All of the material should be reproduced exactly, with pictures left out.

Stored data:
· · · · · · ·

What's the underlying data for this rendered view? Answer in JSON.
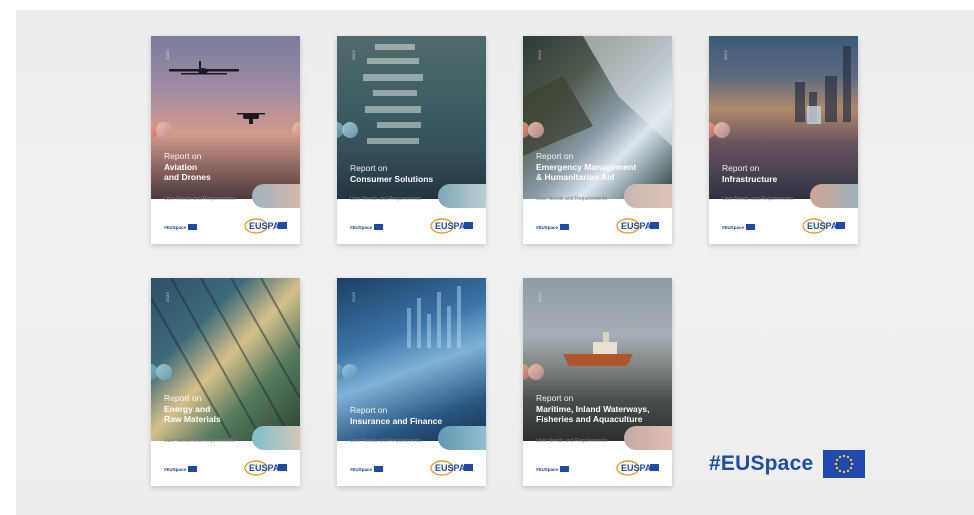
{
  "reports": [
    {
      "pre": "Report on",
      "title_lines": [
        "Aviation",
        "and Drones"
      ],
      "needs": "User Needs and Requirements",
      "year": "2023",
      "hashtag": "#EUSpace",
      "logo": "EUSPA",
      "pill": [
        "#9fb3c0",
        "#e0b9a8"
      ]
    },
    {
      "pre": "Report on",
      "title_lines": [
        "Consumer Solutions"
      ],
      "needs": "User Needs and Requirements",
      "year": "2023",
      "hashtag": "#EUSpace",
      "logo": "EUSPA",
      "pill": [
        "#7fa7b5",
        "#c9d6dc"
      ]
    },
    {
      "pre": "Report on",
      "title_lines": [
        "Emergency Management",
        "& Humanitarian Aid"
      ],
      "needs": "User Needs and Requirements",
      "year": "2023",
      "hashtag": "#EUSpace",
      "logo": "EUSPA",
      "pill": [
        "#c9b6b3",
        "#e3c7b7"
      ]
    },
    {
      "pre": "Report on",
      "title_lines": [
        "Infrastructure"
      ],
      "needs": "User Needs and Requirements",
      "year": "2023",
      "hashtag": "#EUSpace",
      "logo": "EUSPA",
      "pill": [
        "#d2a48f",
        "#8fb5c6"
      ]
    },
    {
      "pre": "Report on",
      "title_lines": [
        "Energy and",
        "Raw Materials"
      ],
      "needs": "User Needs and Requirements",
      "year": "2023",
      "hashtag": "#EUSpace",
      "logo": "EUSPA",
      "pill": [
        "#7fbfcf",
        "#e5c7b2"
      ]
    },
    {
      "pre": "Report on",
      "title_lines": [
        "Insurance and Finance"
      ],
      "needs": "User Needs and Requirements",
      "year": "2023",
      "hashtag": "#EUSpace",
      "logo": "EUSPA",
      "pill": [
        "#5f97b1",
        "#9fc7d6"
      ]
    },
    {
      "pre": "Report on",
      "title_lines": [
        "Maritime, Inland Waterways,",
        "Fisheries and Aquaculture"
      ],
      "needs": "User Needs and Requirements",
      "year": "2023",
      "hashtag": "#EUSpace",
      "logo": "EUSPA",
      "pill": [
        "#c4aaa6",
        "#e3c3b3"
      ]
    }
  ],
  "campaign": {
    "hashtag": "#EUSpace"
  },
  "colors": {
    "brand_blue": "#1e4ba8",
    "flag_star": "#ffcc00"
  }
}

· · · · · · ·

### Correct response
What's the underlying data for this rendered view? Answer in JSON.
{
  "reports": [
    {
      "pre": "Report on",
      "title_lines": [
        "Aviation",
        "and Drones"
      ],
      "needs": "User Needs and Requirements",
      "year": "2023",
      "hashtag": "#EUSpace",
      "logo": "EUSPA",
      "pill": [
        "#9fb3c0",
        "#e0b9a8"
      ]
    },
    {
      "pre": "Report on",
      "title_lines": [
        "Consumer Solutions"
      ],
      "needs": "User Needs and Requirements",
      "year": "2023",
      "hashtag": "#EUSpace",
      "logo": "EUSPA",
      "pill": [
        "#7fa7b5",
        "#c9d6dc"
      ]
    },
    {
      "pre": "Report on",
      "title_lines": [
        "Emergency Management",
        "& Humanitarian Aid"
      ],
      "needs": "User Needs and Requirements",
      "year": "2023",
      "hashtag": "#EUSpace",
      "logo": "EUSPA",
      "pill": [
        "#c9b6b3",
        "#e3c7b7"
      ]
    },
    {
      "pre": "Report on",
      "title_lines": [
        "Infrastructure"
      ],
      "needs": "User Needs and Requirements",
      "year": "2023",
      "hashtag": "#EUSpace",
      "logo": "EUSPA",
      "pill": [
        "#d2a48f",
        "#8fb5c6"
      ]
    },
    {
      "pre": "Report on",
      "title_lines": [
        "Energy and",
        "Raw Materials"
      ],
      "needs": "User Needs and Requirements",
      "year": "2023",
      "hashtag": "#EUSpace",
      "logo": "EUSPA",
      "pill": [
        "#7fbfcf",
        "#e5c7b2"
      ]
    },
    {
      "pre": "Report on",
      "title_lines": [
        "Insurance and Finance"
      ],
      "needs": "User Needs and Requirements",
      "year": "2023",
      "hashtag": "#EUSpace",
      "logo": "EUSPA",
      "pill": [
        "#5f97b1",
        "#9fc7d6"
      ]
    },
    {
      "pre": "Report on",
      "title_lines": [
        "Maritime, Inland Waterways,",
        "Fisheries and Aquaculture"
      ],
      "needs": "User Needs and Requirements",
      "year": "2023",
      "hashtag": "#EUSpace",
      "logo": "EUSPA",
      "pill": [
        "#c4aaa6",
        "#e3c3b3"
      ]
    }
  ],
  "campaign": {
    "hashtag": "#EUSpace"
  },
  "colors": {
    "brand_blue": "#1e4ba8",
    "flag_star": "#ffcc00"
  }
}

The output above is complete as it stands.